Goal of the exercise:
Across the entries below, how many lines contain the word "اتوآهن"? Give the number alone.

------------------------------

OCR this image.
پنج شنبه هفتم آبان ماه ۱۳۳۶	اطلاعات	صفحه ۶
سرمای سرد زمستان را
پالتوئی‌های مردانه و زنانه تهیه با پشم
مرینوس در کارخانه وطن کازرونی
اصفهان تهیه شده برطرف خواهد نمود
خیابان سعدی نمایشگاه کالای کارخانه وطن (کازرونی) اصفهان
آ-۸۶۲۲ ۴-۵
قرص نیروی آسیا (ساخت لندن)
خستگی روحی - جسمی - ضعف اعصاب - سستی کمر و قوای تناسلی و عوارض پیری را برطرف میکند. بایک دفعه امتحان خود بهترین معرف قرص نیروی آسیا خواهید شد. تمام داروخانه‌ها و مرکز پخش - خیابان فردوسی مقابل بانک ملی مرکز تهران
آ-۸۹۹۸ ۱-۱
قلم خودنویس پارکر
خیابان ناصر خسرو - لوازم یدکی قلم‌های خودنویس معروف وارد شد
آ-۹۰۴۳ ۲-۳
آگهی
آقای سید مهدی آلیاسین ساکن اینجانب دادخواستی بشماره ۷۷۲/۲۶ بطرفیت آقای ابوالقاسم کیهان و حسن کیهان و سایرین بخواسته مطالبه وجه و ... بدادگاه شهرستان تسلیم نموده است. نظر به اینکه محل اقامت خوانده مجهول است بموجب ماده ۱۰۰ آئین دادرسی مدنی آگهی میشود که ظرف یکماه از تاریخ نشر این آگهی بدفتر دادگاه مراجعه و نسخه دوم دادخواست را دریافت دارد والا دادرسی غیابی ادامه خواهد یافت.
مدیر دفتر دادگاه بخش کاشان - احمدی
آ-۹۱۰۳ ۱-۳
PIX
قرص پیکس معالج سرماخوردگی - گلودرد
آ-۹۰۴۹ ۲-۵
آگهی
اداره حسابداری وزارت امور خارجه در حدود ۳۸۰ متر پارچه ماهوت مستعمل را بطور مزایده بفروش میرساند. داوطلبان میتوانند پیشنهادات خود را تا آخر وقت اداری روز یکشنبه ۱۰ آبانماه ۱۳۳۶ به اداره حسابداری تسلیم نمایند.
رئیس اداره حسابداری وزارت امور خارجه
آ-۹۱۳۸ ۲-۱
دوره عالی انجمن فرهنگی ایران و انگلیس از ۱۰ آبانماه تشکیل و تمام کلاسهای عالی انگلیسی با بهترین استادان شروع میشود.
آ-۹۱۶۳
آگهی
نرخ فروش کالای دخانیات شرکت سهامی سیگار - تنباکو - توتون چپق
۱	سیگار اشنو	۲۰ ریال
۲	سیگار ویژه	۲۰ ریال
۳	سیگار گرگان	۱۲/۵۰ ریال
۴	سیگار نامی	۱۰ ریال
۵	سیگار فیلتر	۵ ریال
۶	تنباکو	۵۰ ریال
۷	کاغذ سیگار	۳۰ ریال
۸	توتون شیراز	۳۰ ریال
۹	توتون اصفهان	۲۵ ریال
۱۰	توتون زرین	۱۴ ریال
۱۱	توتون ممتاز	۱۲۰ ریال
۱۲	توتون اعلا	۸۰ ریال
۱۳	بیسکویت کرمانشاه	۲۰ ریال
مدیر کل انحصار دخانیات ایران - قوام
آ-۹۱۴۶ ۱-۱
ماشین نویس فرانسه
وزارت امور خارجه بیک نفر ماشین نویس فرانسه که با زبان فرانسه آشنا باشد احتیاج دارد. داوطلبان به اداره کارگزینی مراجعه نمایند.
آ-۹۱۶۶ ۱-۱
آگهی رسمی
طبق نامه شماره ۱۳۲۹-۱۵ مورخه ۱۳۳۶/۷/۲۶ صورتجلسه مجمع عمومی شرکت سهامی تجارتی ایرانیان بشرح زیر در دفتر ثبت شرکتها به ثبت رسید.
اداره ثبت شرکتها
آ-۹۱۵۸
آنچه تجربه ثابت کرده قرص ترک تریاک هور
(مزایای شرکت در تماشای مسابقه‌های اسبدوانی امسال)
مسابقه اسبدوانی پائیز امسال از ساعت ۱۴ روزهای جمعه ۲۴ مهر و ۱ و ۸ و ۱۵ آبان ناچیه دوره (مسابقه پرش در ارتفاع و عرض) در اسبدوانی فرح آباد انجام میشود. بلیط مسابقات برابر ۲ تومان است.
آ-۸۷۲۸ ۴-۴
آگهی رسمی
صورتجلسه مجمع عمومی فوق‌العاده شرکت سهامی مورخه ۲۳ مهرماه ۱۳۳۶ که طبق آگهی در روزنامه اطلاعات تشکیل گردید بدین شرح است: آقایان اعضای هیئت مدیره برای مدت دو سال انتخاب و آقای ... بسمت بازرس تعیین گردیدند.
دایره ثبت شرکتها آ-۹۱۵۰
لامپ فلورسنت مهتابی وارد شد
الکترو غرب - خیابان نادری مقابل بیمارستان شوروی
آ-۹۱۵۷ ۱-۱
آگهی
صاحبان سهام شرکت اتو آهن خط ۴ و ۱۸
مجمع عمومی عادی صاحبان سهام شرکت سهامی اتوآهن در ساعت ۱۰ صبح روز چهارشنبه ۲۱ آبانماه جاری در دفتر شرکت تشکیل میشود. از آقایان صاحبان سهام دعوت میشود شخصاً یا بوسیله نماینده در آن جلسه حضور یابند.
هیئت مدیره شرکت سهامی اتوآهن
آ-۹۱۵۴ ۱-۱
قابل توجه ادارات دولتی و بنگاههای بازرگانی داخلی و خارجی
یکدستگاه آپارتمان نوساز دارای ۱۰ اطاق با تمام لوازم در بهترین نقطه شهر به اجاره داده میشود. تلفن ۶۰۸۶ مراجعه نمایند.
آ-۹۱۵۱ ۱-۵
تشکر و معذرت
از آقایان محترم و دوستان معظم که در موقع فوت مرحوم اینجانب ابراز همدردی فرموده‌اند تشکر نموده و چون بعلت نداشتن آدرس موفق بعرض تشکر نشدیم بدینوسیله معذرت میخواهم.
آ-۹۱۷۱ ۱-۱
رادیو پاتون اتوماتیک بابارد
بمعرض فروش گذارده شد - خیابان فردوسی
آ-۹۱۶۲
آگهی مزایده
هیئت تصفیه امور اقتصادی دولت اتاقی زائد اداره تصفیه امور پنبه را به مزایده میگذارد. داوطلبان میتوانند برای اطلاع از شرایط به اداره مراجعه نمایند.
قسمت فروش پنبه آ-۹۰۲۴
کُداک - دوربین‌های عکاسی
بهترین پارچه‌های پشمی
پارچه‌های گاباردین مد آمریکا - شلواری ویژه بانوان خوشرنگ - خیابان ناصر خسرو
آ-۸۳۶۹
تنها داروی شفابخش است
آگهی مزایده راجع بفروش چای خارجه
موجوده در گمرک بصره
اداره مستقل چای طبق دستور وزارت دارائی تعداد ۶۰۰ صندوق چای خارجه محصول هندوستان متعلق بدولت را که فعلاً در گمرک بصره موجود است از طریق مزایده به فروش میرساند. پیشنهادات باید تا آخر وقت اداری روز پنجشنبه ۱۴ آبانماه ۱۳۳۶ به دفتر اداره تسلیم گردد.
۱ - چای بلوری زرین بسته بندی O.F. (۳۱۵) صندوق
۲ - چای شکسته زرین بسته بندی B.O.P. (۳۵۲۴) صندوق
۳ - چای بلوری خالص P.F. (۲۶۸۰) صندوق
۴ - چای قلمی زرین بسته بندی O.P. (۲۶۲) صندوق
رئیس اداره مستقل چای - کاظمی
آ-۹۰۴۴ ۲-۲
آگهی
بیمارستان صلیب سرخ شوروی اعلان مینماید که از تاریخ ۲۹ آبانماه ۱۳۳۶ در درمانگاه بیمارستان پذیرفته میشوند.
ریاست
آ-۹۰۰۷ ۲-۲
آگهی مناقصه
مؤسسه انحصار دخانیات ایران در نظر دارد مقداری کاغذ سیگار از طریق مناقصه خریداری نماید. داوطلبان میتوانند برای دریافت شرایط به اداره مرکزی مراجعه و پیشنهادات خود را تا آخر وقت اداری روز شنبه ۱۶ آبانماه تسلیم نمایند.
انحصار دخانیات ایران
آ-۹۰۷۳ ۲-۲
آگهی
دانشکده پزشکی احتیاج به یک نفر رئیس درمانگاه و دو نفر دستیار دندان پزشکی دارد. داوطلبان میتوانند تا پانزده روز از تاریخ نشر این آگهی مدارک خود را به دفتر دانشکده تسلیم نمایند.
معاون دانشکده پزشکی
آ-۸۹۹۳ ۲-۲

------------------------------

Completed exercise:
2